#### [Short task]
Of the lines in this material, how many contain "rejonie"? Answer with a single number only.

#### [Record excerpts]
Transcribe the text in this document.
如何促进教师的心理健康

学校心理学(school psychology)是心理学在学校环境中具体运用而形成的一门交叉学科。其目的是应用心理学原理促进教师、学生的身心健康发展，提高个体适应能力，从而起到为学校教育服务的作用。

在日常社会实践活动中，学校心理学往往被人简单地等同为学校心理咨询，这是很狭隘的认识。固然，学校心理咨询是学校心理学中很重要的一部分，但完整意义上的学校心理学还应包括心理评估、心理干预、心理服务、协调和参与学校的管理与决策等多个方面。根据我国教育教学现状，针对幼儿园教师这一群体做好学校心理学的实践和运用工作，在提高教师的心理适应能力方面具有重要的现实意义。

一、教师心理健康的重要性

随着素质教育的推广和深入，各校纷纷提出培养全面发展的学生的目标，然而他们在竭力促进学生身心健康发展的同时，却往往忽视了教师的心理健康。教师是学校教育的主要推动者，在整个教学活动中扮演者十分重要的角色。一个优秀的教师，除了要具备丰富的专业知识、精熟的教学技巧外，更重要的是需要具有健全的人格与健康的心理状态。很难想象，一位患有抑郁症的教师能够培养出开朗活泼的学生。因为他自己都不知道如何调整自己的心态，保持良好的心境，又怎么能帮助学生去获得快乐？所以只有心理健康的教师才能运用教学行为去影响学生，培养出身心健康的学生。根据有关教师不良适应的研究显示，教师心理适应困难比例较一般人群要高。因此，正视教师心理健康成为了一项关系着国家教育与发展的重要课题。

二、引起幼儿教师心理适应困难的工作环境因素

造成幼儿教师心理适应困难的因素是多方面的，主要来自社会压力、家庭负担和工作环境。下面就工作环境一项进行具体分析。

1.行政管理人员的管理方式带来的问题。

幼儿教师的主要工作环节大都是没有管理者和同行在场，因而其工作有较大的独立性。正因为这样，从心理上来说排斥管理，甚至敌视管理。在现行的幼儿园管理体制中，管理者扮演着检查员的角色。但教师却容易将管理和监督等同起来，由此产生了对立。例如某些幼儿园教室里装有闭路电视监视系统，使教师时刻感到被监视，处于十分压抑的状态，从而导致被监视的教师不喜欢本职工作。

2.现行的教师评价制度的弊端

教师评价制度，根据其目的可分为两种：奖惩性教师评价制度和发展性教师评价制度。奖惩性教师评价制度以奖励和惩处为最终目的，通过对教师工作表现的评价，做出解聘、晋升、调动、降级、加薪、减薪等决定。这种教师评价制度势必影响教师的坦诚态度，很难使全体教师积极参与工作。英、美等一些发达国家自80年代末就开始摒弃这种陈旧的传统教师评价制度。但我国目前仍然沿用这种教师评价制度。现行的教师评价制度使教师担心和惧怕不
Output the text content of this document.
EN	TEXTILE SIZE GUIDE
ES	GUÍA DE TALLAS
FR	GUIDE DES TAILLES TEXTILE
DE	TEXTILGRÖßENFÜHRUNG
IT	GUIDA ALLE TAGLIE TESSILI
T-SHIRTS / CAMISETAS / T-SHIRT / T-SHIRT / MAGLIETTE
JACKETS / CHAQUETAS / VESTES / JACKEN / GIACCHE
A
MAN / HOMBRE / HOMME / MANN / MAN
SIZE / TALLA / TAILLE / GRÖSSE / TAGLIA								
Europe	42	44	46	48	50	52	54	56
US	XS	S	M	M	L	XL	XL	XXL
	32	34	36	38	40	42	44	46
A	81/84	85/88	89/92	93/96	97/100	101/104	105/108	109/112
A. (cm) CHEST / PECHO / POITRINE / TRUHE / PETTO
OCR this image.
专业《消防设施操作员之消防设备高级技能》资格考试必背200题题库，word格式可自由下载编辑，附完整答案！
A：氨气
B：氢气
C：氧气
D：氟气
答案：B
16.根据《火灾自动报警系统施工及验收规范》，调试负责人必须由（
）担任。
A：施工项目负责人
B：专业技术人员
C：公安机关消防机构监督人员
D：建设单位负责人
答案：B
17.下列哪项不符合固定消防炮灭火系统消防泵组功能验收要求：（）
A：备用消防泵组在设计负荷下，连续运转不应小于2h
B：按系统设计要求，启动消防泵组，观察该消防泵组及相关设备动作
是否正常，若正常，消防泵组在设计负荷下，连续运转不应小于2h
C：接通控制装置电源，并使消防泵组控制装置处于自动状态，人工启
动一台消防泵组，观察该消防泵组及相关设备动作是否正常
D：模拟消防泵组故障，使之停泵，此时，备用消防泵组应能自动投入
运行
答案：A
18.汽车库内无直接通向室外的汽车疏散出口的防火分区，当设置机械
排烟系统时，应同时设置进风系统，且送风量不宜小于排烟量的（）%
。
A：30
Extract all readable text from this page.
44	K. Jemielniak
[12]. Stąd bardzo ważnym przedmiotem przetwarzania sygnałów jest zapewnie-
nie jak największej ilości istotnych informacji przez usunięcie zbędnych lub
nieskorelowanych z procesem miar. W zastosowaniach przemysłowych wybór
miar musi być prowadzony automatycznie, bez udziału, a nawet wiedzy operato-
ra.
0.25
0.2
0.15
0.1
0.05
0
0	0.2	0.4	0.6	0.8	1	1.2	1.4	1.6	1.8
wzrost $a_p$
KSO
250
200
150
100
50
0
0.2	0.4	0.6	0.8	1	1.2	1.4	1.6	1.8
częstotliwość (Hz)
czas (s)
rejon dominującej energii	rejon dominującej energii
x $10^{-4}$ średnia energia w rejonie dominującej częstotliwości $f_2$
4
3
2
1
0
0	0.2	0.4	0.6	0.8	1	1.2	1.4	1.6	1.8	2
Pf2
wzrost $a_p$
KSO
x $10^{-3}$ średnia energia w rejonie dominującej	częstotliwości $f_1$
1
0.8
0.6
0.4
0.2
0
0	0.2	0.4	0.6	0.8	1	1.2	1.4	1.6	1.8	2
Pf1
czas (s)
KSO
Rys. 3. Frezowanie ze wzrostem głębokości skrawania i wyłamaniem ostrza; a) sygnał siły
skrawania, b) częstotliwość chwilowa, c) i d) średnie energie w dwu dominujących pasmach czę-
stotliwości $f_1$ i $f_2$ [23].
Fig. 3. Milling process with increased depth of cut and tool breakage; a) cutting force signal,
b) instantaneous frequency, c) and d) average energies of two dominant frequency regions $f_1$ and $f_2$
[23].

#### [Written response]
2